▸ THE PROBLEM
Select from the records below every line that has the word "more" in it.

▸ DATA TO USE
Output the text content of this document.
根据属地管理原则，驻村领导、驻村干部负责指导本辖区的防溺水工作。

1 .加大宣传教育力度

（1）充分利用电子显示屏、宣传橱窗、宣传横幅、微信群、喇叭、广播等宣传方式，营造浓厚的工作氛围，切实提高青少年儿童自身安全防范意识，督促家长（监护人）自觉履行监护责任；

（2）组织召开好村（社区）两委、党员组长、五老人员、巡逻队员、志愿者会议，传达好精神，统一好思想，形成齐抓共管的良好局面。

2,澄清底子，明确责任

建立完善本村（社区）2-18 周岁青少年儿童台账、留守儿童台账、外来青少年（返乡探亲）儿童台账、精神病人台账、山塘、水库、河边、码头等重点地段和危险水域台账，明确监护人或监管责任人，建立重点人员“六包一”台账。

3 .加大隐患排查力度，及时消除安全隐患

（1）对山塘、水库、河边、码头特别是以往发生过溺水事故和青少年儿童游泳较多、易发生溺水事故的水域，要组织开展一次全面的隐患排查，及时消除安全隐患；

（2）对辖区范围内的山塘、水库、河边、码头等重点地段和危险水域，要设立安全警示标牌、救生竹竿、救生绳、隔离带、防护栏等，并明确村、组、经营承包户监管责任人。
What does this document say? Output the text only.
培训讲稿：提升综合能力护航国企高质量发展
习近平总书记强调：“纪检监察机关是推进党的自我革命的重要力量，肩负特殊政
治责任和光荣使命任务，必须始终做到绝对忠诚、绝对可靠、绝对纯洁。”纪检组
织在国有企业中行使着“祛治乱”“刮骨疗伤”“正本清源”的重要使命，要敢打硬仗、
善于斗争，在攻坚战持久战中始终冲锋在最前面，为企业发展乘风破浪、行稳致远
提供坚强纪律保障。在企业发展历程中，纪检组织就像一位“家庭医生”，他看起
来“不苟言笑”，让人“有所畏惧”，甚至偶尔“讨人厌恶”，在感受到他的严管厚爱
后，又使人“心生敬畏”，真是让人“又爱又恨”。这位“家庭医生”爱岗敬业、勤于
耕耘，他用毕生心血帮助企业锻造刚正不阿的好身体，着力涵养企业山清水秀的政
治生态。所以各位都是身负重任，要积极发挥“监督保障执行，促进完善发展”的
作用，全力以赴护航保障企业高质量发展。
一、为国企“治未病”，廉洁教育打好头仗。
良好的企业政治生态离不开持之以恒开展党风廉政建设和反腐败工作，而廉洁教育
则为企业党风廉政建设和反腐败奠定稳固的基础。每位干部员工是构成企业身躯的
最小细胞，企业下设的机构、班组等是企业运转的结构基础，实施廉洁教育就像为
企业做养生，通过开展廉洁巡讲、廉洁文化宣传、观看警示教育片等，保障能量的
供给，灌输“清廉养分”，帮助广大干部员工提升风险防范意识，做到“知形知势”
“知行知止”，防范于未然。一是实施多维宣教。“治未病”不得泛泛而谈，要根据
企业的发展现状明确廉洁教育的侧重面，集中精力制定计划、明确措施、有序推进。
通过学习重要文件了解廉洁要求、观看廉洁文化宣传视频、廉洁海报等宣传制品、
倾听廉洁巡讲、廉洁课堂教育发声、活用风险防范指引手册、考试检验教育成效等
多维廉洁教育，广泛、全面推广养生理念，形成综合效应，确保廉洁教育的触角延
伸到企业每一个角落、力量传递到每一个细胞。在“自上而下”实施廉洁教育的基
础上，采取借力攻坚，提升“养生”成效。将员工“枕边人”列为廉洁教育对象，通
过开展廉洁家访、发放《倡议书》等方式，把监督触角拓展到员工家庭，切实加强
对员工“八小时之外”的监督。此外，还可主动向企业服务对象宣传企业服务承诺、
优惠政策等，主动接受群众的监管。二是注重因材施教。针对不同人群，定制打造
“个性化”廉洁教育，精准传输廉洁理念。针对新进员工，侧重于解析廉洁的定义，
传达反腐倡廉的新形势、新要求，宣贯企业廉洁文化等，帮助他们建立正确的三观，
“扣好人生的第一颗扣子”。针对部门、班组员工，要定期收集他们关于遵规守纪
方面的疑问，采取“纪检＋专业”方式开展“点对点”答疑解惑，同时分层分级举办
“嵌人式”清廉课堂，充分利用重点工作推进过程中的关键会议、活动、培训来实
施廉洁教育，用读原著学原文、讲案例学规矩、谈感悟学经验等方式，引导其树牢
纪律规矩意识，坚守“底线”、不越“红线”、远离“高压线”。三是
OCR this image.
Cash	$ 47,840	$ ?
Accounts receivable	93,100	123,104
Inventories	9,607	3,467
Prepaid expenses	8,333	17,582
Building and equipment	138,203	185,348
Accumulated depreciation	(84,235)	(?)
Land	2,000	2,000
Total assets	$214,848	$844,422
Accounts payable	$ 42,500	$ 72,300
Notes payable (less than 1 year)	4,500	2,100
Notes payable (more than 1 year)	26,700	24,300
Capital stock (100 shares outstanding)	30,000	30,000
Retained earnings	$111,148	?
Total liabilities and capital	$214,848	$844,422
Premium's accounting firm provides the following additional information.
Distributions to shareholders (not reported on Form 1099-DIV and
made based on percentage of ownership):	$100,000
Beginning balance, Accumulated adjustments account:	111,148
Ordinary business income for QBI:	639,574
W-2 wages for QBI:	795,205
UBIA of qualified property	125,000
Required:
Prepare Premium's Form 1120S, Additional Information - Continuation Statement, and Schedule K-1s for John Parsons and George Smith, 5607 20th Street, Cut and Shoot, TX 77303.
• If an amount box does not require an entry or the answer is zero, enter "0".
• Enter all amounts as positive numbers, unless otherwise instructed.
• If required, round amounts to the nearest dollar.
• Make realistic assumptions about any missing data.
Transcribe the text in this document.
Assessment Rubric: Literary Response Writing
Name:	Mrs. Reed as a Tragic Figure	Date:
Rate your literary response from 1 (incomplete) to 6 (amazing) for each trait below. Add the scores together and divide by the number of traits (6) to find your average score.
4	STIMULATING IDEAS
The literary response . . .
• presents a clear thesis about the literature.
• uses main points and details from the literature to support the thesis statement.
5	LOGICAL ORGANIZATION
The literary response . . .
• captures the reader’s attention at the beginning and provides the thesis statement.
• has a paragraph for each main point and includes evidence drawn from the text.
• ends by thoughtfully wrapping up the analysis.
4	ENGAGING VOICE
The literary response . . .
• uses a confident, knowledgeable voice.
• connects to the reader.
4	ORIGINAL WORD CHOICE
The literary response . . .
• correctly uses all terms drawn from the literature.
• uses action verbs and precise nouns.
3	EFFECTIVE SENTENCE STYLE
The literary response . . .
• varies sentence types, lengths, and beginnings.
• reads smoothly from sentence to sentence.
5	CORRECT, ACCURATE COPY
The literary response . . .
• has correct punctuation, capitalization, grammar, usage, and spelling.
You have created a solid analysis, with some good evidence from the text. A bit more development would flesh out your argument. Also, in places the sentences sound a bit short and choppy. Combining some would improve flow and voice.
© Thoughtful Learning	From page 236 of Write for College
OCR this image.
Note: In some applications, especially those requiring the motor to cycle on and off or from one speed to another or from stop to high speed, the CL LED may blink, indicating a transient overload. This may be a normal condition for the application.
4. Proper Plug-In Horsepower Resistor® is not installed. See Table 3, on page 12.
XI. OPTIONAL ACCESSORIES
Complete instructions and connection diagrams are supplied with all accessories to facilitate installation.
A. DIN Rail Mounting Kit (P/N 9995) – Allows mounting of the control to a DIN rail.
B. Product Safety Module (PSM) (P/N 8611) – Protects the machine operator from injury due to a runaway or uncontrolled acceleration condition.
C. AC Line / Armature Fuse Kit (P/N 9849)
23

▸ ANSWER TO THIS TASK
Notes payable (more than 1 year)	26,700	24,300
You have created a solid analysis, with some good evidence from the text. A bit more development would flesh out your argument. Also, in places the sentences sound a bit short and choppy. Combining some would improve flow and voice.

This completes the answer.